Task details →
Repeat the listing in full, exactly as it stands.

======== Given entries ========

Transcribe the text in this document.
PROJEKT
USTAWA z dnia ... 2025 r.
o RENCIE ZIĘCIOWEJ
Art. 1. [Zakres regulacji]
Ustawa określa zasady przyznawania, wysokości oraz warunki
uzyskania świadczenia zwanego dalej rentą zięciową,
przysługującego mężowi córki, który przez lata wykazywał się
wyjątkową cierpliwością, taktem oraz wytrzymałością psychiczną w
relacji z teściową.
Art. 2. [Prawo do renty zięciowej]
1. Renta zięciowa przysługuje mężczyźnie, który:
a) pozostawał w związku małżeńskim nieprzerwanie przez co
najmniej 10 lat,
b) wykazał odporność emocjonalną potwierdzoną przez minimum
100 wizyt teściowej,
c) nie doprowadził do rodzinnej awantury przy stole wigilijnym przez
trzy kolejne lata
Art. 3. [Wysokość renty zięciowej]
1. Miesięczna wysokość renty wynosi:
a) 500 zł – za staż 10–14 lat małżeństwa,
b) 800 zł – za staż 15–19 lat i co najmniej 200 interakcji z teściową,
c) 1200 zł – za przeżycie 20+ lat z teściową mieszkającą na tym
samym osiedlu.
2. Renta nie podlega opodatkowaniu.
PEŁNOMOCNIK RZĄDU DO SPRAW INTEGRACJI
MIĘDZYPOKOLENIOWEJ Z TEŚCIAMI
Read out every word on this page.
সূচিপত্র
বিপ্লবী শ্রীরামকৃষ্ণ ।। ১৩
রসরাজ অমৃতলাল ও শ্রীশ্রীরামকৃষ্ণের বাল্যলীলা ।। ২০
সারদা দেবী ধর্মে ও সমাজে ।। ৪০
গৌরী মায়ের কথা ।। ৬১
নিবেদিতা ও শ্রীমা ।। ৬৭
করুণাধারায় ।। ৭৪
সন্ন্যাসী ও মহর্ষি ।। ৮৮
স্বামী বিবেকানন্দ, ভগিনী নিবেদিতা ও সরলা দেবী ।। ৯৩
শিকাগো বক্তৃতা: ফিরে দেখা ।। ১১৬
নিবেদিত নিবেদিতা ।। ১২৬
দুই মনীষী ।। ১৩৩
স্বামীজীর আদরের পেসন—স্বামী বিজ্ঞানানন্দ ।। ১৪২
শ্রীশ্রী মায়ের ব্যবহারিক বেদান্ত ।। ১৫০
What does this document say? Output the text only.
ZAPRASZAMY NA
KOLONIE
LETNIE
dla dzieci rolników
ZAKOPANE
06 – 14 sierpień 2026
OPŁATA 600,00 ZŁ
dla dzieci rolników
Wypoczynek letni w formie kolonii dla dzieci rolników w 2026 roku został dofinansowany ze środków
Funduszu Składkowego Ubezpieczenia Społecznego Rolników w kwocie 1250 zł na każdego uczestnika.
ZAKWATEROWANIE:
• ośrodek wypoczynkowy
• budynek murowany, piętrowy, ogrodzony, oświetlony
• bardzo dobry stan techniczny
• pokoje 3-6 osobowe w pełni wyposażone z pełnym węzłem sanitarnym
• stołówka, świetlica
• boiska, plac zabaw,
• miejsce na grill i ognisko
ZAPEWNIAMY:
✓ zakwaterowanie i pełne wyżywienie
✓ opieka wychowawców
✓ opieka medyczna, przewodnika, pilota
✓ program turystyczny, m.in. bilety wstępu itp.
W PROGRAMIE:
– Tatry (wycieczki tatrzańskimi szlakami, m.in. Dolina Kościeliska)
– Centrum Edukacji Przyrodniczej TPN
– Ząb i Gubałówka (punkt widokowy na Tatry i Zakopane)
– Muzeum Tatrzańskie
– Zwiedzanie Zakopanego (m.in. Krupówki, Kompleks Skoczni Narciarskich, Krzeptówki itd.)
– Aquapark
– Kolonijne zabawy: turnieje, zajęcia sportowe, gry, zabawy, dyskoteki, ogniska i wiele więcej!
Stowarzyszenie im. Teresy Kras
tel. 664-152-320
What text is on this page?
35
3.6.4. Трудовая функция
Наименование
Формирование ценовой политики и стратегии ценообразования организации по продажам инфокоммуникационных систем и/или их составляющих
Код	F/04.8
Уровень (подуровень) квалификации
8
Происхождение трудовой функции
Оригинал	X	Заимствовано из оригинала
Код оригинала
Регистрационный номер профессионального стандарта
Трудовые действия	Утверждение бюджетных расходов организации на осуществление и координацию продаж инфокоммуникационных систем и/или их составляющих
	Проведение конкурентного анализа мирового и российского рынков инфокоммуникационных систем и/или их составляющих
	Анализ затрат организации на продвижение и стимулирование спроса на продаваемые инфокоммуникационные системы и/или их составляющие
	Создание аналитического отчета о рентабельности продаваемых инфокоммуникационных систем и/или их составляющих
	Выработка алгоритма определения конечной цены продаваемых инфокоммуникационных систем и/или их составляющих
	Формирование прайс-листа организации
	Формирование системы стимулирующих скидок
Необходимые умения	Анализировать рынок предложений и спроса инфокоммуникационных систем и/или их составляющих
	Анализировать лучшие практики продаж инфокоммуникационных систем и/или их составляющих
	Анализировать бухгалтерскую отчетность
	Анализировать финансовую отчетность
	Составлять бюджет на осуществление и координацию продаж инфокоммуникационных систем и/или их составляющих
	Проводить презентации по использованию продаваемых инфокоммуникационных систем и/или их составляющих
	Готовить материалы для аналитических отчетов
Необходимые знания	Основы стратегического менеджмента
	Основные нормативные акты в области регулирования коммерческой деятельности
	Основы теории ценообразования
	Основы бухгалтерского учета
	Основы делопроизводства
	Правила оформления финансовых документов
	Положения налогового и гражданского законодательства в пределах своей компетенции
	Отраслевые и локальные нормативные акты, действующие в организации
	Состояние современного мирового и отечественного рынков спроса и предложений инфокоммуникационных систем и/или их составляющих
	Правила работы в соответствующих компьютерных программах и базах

========

Complete output →
Transcribe the text in this document.
PROJEKT
USTAWA z dnia ... 2025 r.
o RENCIE ZIĘCIOWEJ
Art. 1. [Zakres regulacji]
Ustawa określa zasady przyznawania, wysokości oraz warunki
uzyskania świadczenia zwanego dalej rentą zięciową,
przysługującego mężowi córki, który przez lata wykazywał się
wyjątkową cierpliwością, taktem oraz wytrzymałością psychiczną w
relacji z teściową.
Art. 2. [Prawo do renty zięciowej]
1. Renta zięciowa przysługuje mężczyźnie, który:
a) pozostawał w związku małżeńskim nieprzerwanie przez co
najmniej 10 lat,
b) wykazał odporność emocjonalną potwierdzoną przez minimum
100 wizyt teściowej,
c) nie doprowadził do rodzinnej awantury przy stole wigilijnym przez
trzy kolejne lata
Art. 3. [Wysokość renty zięciowej]
1. Miesięczna wysokość renty wynosi:
a) 500 zł – za staż 10–14 lat małżeństwa,
b) 800 zł – za staż 15–19 lat i co najmniej 200 interakcji z teściową,
c) 1200 zł – za przeżycie 20+ lat z teściową mieszkającą na tym
samym osiedlu.
2. Renta nie podlega opodatkowaniu.
PEŁNOMOCNIK RZĄDU DO SPRAW INTEGRACJI
MIĘDZYPOKOLENIOWEJ Z TEŚCIAMI
Read out every word on this page.
সূচিপত্র
বিপ্লবী শ্রীরামকৃষ্ণ ।। ১৩
রসরাজ অমৃতলাল ও শ্রীশ্রীরামকৃষ্ণের বাল্যলীলা ।। ২০
সারদা দেবী ধর্মে ও সমাজে ।। ৪০
গৌরী মায়ের কথা ।। ৬১
নিবেদিতা ও শ্রীমা ।। ৬৭
করুণাধারায় ।। ৭৪
সন্ন্যাসী ও মহর্ষি ।। ৮৮
স্বামী বিবেকানন্দ, ভগিনী নিবেদিতা ও সরলা দেবী ।। ৯৩
শিকাগো বক্তৃতা: ফিরে দেখা ।। ১১৬
নিবেদিত নিবেদিতা ।। ১২৬
দুই মনীষী ।। ১৩৩
স্বামীজীর আদরের পেসন—স্বামী বিজ্ঞানানন্দ ।। ১৪২
শ্রীশ্রী মায়ের ব্যবহারিক বেদান্ত ।। ১৫০
What does this document say? Output the text only.
ZAPRASZAMY NA
KOLONIE
LETNIE
dla dzieci rolników
ZAKOPANE
06 – 14 sierpień 2026
OPŁATA 600,00 ZŁ
dla dzieci rolników
Wypoczynek letni w formie kolonii dla dzieci rolników w 2026 roku został dofinansowany ze środków
Funduszu Składkowego Ubezpieczenia Społecznego Rolników w kwocie 1250 zł na każdego uczestnika.
ZAKWATEROWANIE:
• ośrodek wypoczynkowy
• budynek murowany, piętrowy, ogrodzony, oświetlony
• bardzo dobry stan techniczny
• pokoje 3-6 osobowe w pełni wyposażone z pełnym węzłem sanitarnym
• stołówka, świetlica
• boiska, plac zabaw,
• miejsce na grill i ognisko
ZAPEWNIAMY:
✓ zakwaterowanie i pełne wyżywienie
✓ opieka wychowawców
✓ opieka medyczna, przewodnika, pilota
✓ program turystyczny, m.in. bilety wstępu itp.
W PROGRAMIE:
– Tatry (wycieczki tatrzańskimi szlakami, m.in. Dolina Kościeliska)
– Centrum Edukacji Przyrodniczej TPN
– Ząb i Gubałówka (punkt widokowy na Tatry i Zakopane)
– Muzeum Tatrzańskie
– Zwiedzanie Zakopanego (m.in. Krupówki, Kompleks Skoczni Narciarskich, Krzeptówki itd.)
– Aquapark
– Kolonijne zabawy: turnieje, zajęcia sportowe, gry, zabawy, dyskoteki, ogniska i wiele więcej!
Stowarzyszenie im. Teresy Kras
tel. 664-152-320
What text is on this page?
35
3.6.4. Трудовая функция
Наименование
Формирование ценовой политики и стратегии ценообразования организации по продажам инфокоммуникационных систем и/или их составляющих
Код	F/04.8
Уровень (подуровень) квалификации
8
Происхождение трудовой функции
Оригинал	X	Заимствовано из оригинала
Код оригинала
Регистрационный номер профессионального стандарта
Трудовые действия	Утверждение бюджетных расходов организации на осуществление и координацию продаж инфокоммуникационных систем и/или их составляющих
	Проведение конкурентного анализа мирового и российского рынков инфокоммуникационных систем и/или их составляющих
	Анализ затрат организации на продвижение и стимулирование спроса на продаваемые инфокоммуникационные системы и/или их составляющие
	Создание аналитического отчета о рентабельности продаваемых инфокоммуникационных систем и/или их составляющих
	Выработка алгоритма определения конечной цены продаваемых инфокоммуникационных систем и/или их составляющих
	Формирование прайс-листа организации
	Формирование системы стимулирующих скидок
Необходимые умения	Анализировать рынок предложений и спроса инфокоммуникационных систем и/или их составляющих
	Анализировать лучшие практики продаж инфокоммуникационных систем и/или их составляющих
	Анализировать бухгалтерскую отчетность
	Анализировать финансовую отчетность
	Составлять бюджет на осуществление и координацию продаж инфокоммуникационных систем и/или их составляющих
	Проводить презентации по использованию продаваемых инфокоммуникационных систем и/или их составляющих
	Готовить материалы для аналитических отчетов
Необходимые знания	Основы стратегического менеджмента
	Основные нормативные акты в области регулирования коммерческой деятельности
	Основы теории ценообразования
	Основы бухгалтерского учета
	Основы делопроизводства
	Правила оформления финансовых документов
	Положения налогового и гражданского законодательства в пределах своей компетенции
	Отраслевые и локальные нормативные акты, действующие в организации
	Состояние современного мирового и отечественного рынков спроса и предложений инфокоммуникационных систем и/или их составляющих
	Правила работы в соответствующих компьютерных программах и базах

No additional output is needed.